══ DATA LISTING

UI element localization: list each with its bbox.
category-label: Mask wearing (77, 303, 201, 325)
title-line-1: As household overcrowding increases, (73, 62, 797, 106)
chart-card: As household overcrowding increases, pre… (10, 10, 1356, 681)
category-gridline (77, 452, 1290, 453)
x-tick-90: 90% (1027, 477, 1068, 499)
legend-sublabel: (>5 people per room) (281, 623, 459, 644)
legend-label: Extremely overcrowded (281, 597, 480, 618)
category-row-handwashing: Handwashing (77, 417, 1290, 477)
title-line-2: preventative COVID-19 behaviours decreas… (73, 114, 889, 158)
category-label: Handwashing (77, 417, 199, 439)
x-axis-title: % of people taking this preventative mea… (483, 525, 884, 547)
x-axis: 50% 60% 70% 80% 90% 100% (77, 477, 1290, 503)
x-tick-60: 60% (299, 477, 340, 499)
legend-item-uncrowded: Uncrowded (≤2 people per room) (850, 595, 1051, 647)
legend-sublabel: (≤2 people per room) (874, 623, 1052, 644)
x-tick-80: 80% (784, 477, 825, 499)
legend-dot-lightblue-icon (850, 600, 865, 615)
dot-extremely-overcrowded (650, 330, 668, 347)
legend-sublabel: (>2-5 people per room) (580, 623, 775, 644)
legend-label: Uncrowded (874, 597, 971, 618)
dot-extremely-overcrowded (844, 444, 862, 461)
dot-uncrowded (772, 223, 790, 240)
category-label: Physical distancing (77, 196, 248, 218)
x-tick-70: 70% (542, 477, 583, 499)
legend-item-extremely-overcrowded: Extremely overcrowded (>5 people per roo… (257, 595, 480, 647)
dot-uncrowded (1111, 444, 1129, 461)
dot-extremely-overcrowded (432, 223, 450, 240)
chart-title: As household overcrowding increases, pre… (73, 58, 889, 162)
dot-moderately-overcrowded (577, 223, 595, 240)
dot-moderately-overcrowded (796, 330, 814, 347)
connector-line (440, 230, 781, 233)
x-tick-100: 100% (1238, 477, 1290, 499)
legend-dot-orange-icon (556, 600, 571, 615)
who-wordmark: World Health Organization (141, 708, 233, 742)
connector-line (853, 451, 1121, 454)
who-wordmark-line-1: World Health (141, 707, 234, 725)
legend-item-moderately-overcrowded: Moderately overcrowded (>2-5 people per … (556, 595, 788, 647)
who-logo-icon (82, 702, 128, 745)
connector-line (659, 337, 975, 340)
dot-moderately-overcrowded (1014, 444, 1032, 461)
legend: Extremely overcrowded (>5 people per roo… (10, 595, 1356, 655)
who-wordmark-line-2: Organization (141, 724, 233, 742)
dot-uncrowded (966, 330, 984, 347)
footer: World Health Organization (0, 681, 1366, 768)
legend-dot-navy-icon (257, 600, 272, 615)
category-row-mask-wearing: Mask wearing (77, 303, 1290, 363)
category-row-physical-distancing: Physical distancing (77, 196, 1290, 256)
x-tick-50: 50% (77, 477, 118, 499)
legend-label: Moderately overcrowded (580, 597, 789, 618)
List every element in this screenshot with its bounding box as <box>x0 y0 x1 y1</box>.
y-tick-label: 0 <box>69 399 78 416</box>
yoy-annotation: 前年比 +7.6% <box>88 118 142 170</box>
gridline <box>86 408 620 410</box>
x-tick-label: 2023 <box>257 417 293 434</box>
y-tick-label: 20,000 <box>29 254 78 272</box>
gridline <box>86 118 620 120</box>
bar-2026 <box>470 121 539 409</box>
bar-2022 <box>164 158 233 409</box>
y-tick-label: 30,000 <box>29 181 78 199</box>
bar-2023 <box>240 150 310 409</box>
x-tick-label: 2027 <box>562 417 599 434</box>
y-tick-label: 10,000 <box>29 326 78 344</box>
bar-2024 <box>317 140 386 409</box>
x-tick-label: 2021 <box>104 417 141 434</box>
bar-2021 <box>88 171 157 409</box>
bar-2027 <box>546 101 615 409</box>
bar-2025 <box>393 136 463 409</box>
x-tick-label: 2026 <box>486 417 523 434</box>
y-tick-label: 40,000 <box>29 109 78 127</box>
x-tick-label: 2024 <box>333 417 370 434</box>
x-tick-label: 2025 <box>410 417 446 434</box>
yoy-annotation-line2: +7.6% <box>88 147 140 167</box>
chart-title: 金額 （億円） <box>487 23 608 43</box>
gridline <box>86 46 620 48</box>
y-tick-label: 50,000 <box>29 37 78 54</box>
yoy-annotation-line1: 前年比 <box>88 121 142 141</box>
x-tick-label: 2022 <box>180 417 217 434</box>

════

- [YOUR GOAL]: Copy out the records verbatim, from the start through the line that contains "category-gridline (77, 452, 1290, 453)", with that line included.

- [RESULT OF THIS TASK]:
UI element localization: list each with its bbox.
category-label: Mask wearing (77, 303, 201, 325)
title-line-1: As household overcrowding increases, (73, 62, 797, 106)
chart-card: As household overcrowding increases, pre… (10, 10, 1356, 681)
category-gridline (77, 452, 1290, 453)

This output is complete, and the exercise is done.